### Written problem
Find every line with the word "true" and report how many there are, without any other text.
+---+
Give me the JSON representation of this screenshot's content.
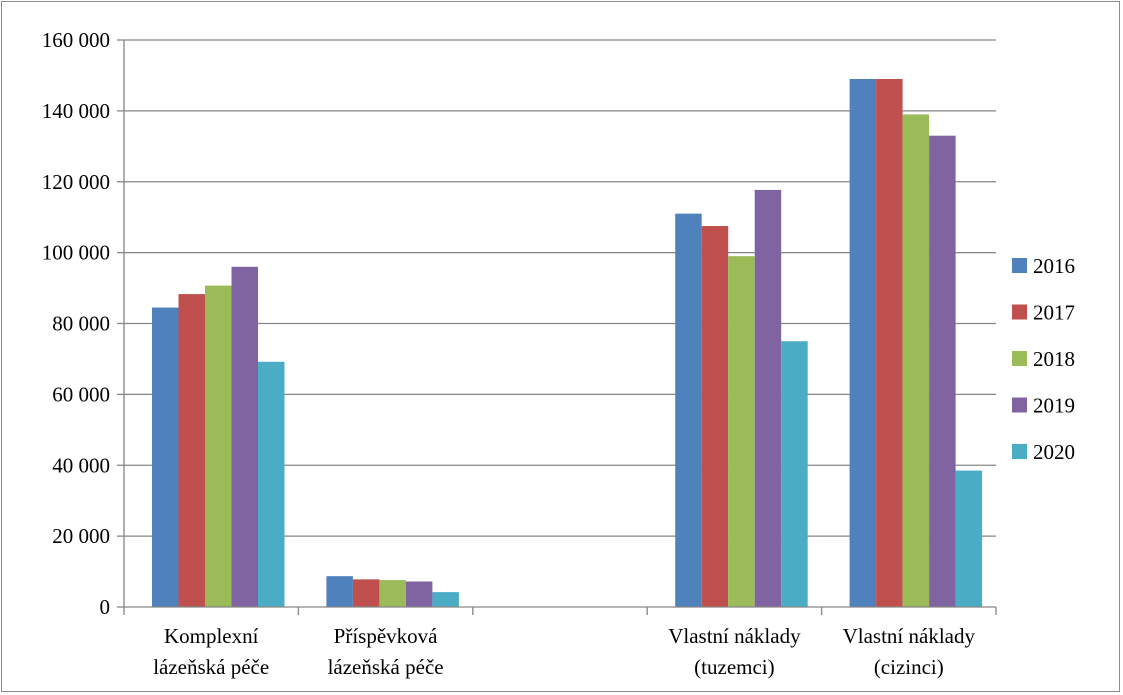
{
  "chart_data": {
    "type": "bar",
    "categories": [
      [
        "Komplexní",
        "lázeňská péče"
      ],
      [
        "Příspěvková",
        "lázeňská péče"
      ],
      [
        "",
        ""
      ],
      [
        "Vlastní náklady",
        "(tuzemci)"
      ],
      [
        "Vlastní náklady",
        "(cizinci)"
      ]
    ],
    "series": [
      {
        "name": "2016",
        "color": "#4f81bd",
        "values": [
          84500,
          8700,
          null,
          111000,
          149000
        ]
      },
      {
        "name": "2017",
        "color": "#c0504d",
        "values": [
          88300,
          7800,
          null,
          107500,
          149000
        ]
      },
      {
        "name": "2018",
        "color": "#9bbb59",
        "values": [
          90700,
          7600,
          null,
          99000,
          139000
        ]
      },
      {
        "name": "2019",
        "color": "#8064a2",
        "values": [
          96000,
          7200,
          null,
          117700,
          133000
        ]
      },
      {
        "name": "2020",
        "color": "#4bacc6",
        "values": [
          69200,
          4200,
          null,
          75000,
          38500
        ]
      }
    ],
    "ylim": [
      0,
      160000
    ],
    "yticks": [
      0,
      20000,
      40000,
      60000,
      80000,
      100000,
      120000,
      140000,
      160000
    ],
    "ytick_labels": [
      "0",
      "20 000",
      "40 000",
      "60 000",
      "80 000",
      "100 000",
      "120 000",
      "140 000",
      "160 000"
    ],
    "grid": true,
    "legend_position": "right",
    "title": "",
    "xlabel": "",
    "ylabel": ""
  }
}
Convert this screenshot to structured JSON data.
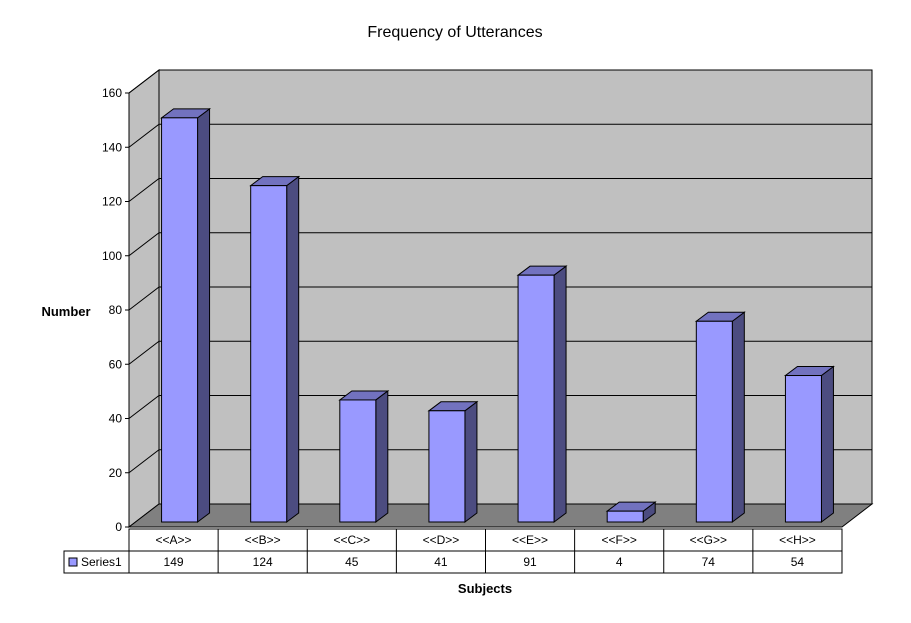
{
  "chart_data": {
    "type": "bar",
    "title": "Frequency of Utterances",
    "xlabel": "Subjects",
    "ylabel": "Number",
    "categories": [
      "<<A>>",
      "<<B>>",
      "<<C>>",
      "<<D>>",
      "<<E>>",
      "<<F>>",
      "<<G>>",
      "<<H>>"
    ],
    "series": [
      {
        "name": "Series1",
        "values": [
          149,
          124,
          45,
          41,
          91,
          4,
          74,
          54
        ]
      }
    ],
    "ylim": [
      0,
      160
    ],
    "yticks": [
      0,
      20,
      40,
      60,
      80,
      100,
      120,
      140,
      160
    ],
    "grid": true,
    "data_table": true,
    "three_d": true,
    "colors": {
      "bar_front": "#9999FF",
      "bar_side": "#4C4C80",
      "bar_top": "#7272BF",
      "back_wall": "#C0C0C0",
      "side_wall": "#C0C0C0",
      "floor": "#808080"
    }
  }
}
+---+
### Response to the task
4